## Source data
━━━━━━━━━━

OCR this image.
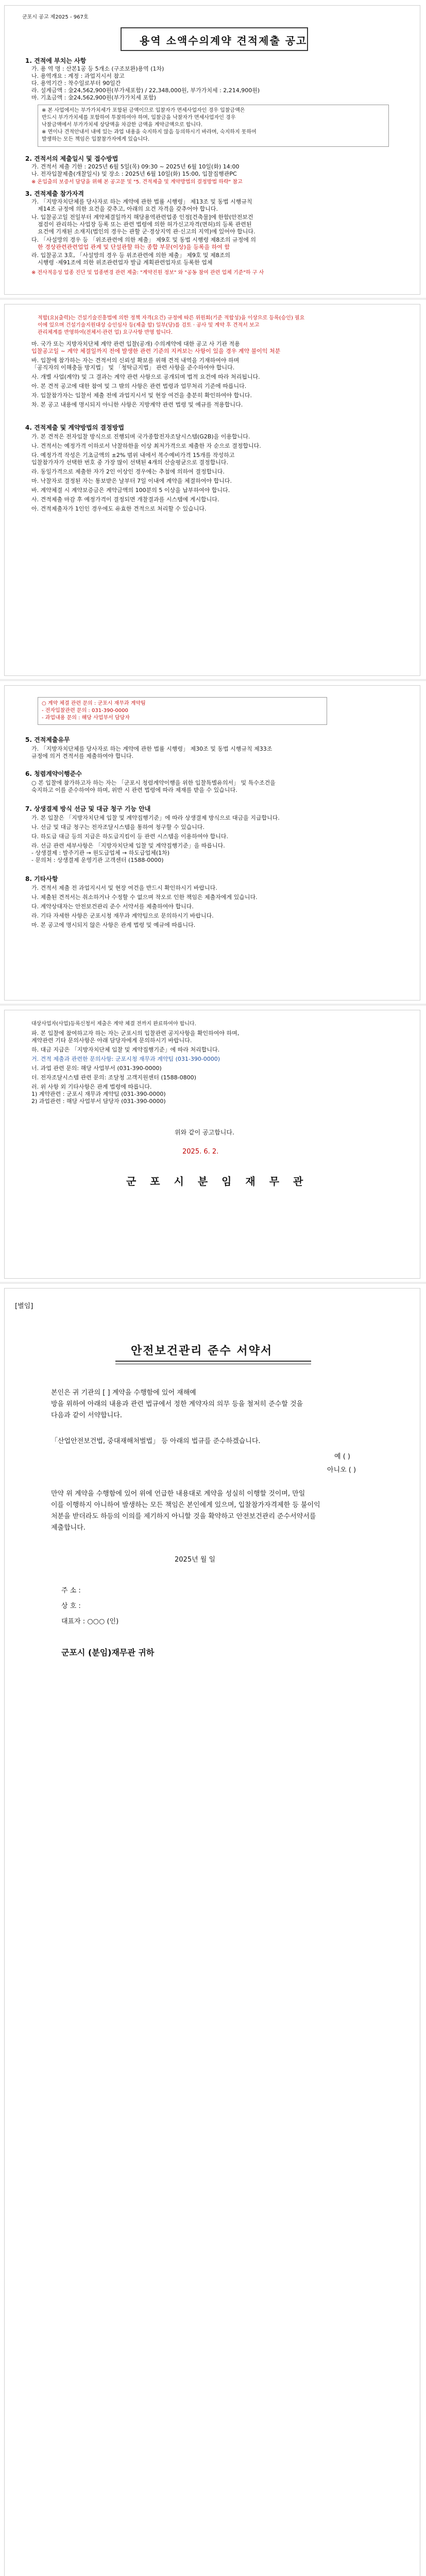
군포시 공고 제2025 - 967호
용역 소액수의계약 견적제출 공고
1. 견적에 부치는 사항
가. 용 역 명 : 산본1공 등 5개소 (구조보완)용역 (1차)
나. 용역개요 : 계정 : 과업지시서 참고
다. 용역기간 : 착수일로부터 90일간
라. 설계금액 : 金24,562,900원(부가세포함) / 22,348,000원, 부가가치세 : 2,214,900원)
마. 기초금액 : 金24,562,900원(부가가치세 포함)
※ 본 사업에서는 부가가치세가 포함된 금액이므로 입찰자가 면세사업자인 경우 입찰금액은
반드시 부가가치세를 포함하여 투찰하여야 하며, 입찰금을 낙찰자가 면세사업자인 경우
낙찰금액에서 부가가치세 상당액을 차감한 금액을 계약금액으로 합니다.
※ 면이나 견적안내서 내에 있는 과업 내용을 숙지하지 않음 등의하시기 바라며, 숙지하지 못하여
발생하는 모든 책임은 입찰참가자에게 있습니다.
2. 견적서의 제출일시 및 접수방법
가. 견적서 제출 기한 : 2025년 6월 5일(목) 09:30 ~ 2025년 6월 10일(화) 14:00
나. 전자입찰제출(개찰일시) 및 장소 : 2025년 6월 10일(화) 15:00, 입찰집행관PC
※ 온입출의 보증서 담당을 위해 본 공고문 및 "5. 견적제출 및 계약방법의 결정방법 하략" 참고
3. 견적제출 참가자격
가. 「지방자치단체를 당사자로 하는 계약에 관한 법률 시행령」 제13조 및 동법 시행규칙
제14조 규정에 의한 요건을 갖추고, 아래의 요건 자격을 갖추어야 합니다.
나. 입찰공고일 전일부터 계약체결일까지 해당용역관련업종 인정[건축물]에 한함(안전보건
점검이 관리하는 사업장 등록 또는 관련 법령에 의한 허가신고자격(면허)의 등록 관련된
요건에 기재된 소재지(법인의 경우는 관할 군·경상지역 관·신고의 지역)에 있어야 합니다.
다. 「사설망의 경우 등 「위조관련에 의한 제출」 제9호 및 동법 시행령 제8조의 규정에 의
한 경상관련관련업업 관계 및 단설관할 하는 종합 부문(이상)을 등록을 하여 함
라. 입찰공고 3호, 「사설망의 경우 등 위조관련에 의한 제출」 제9호 및 제8조의
시행령 ·제91조에 의한 위조관련업자 발급 계획관련업자로 등록한 업체
※ 전사적응성 업종 진단 및 업종변경 관련 제출: "계약진원 정보" 와 "공동 참여 관련 업체 기준"하 구 사
적합(요)(출력)는 건설기술진흥법에 의한 정책 자격(요건) 규정에 따른 위원회(기준 적합성)을 이상으로 등록(승인) 필요
이에 있으며 건설기술지원대상 승인심사 등(제출 합) 일부(당)를 검토 · 공사 및 계약 후 견적서 보고
관리체계를 반영하여(전체서·관련 업) 요구사항 반영 합니다.
마. 국가 또는 지방자치단체 계약 관련 입찰(공개) 수의계약에 대한 공고 사 기관 적용
입찰공고일 ~ 계약 체결일까지 전에 발생한 관련 기준의 지켜보는 사항이 있을 경우 계약 불이익 처분
바. 입찰에 참가하는 자는 견적서의 신뢰성 확보를 위해 견적 내역을 기재하여야 하며
「공직자의 이해충돌 방지법」 및 「청탁금지법」 관련 사항을 준수하여야 합니다.
사. 개별 사업(계약) 및 그 결과는 계약 관련 사항으로 공개되며 법적 요건에 따라 처리됩니다.
아. 본 견적 공고에 대한 참여 및 그 밖의 사항은 관련 법령과 업무처리 기준에 따릅니다.
자. 입찰참가자는 입찰서 제출 전에 과업지시서 및 현장 여건을 충분히 확인하여야 합니다.
차. 본 공고 내용에 명시되지 아니한 사항은 지방계약 관련 법령 및 예규를 적용합니다.
4. 견적제출 및 계약방법의 결정방법
가. 본 견적은 전자입찰 방식으로 진행되며 국가종합전자조달시스템(G2B)을 이용합니다.
나. 견적서는 예정가격 이하로서 낙찰하한율 이상 최저가격으로 제출한 자 순으로 결정합니다.
다. 예정가격 작성은 기초금액의 ±2% 범위 내에서 복수예비가격 15개를 작성하고
입찰참가자가 선택한 번호 중 가장 많이 선택된 4개의 산술평균으로 결정합니다.
라. 동일가격으로 제출한 자가 2인 이상인 경우에는 추첨에 의하여 결정합니다.
마. 낙찰자로 결정된 자는 통보받은 날부터 7일 이내에 계약을 체결하여야 합니다.
바. 계약체결 시 계약보증금은 계약금액의 100분의 5 이상을 납부하여야 합니다.
사. 견적제출 마감 후 예정가격이 결정되면 개찰결과를 시스템에 게시합니다.
아. 견적제출자가 1인인 경우에도 유효한 견적으로 처리할 수 있습니다.
○ 계약 체결 관련 문의 : 군포시 재무과 계약팀
- 전자입찰관련 문의 : 031-390-0000
- 과업내용 문의 : 해당 사업부서 담당자
5. 견적제출유무
가. 「지방자치단체를 당사자로 하는 계약에 관한 법률 시행령」 제30조 및 동법 시행규칙 제33조
규정에 의거 견적서를 제출하여야 합니다.
6. 청렴계약이행준수
○ 본 입찰에 참가하고자 하는 자는 「군포시 청렴계약이행을 위한 입찰특별유의서」 및 특수조건을
숙지하고 이를 준수하여야 하며, 위반 시 관련 법령에 따라 제재를 받을 수 있습니다.
7. 상생결제 방식 선금 및 대금 청구 기능 안내
가. 본 입찰은 「지방자치단체 입찰 및 계약집행기준」에 따라 상생결제 방식으로 대금을 지급합니다.
나. 선금 및 대금 청구는 전자조달시스템을 통하여 청구할 수 있습니다.
다. 하도급 대금 등의 지급은 하도급지킴이 등 관련 시스템을 이용하여야 합니다.
라. 선금 관련 세부사항은 「지방자치단체 입찰 및 계약집행기준」을 따릅니다.
- 상생결제 : 발주기관 → 원도급업체 → 하도급업체(1차)
- 문의처 : 상생결제 운영기관 고객센터 (1588-0000)
8. 기타사항
가. 견적서 제출 전 과업지시서 및 현장 여건을 반드시 확인하시기 바랍니다.
나. 제출된 견적서는 취소하거나 수정할 수 없으며 착오로 인한 책임은 제출자에게 있습니다.
다. 계약상대자는 안전보건관리 준수 서약서를 제출하여야 합니다.
라. 기타 자세한 사항은 군포시청 재무과 계약팀으로 문의하시기 바랍니다.
마. 본 공고에 명시되지 않은 사항은 관계 법령 및 예규에 따릅니다.
대상사업자(사업)등록신청서 제출은 계약 체결 전까지 완료하여야 합니다.
파. 본 입찰에 참여하고자 하는 자는 군포시의 입찰관련 공지사항을 확인하여야 하며,
계약관련 기타 문의사항은 아래 담당자에게 문의하시기 바랍니다.
하. 대금 지급은 「지방자치단체 입찰 및 계약집행기준」에 따라 처리합니다.
거. 견적 제출과 관련한 문의사항: 군포시청 재무과 계약팀 (031-390-0000)
너. 과업 관련 문의: 해당 사업부서 (031-390-0000)
더. 전자조달시스템 관련 문의: 조달청 고객지원센터 (1588-0800)
러. 위 사항 외 기타사항은 관계 법령에 따릅니다.
1) 계약관련 : 군포시 재무과 계약팀 (031-390-0000)
2) 과업관련 : 해당 사업부서 담당자 (031-390-0000)
위와 같이 공고합니다.
2025. 6. 2.
군 포 시 분 임 재 무 관
[별임]
안전보건관리 준수 서약서
본인은 귀 기관의 [ ] 계약을 수행함에 있어 재해예
방을 위하여 아래의 내용과 관련 법규에서 정한 계약자의 의무 등을 철저히 준수할 것을
다음과 같이 서약합니다.
「산업안전보건법, 중대재해처벌법」 등 아래의 법규를 준수하겠습니다.
예 ( )
아니오 ( )
만약 위 계약을 수행함에 있어 위에 언급한 내용대로 계약을 성실히 이행할 것이며, 만일
이를 이행하지 아니하여 발생하는 모든 책임은 본인에게 있으며, 입찰참가자격제한 등 불이익
처분을 받더라도 하등의 이의를 제기하지 아니할 것을 확약하고 안전보건관리 준수서약서를
제출합니다.
2025년 월 일
주 소 :
상 호 :
대표자 : ○○○ (인)
군포시 (분임)재무관 귀하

━━━━━━━━━━

## Work required
Copy out every line that includes the word "견적서의".

## Written solution
2. 견적서의 제출일시 및 접수방법
바. 입찰에 참가하는 자는 견적서의 신뢰성 확보를 위해 견적 내역을 기재하여야 하며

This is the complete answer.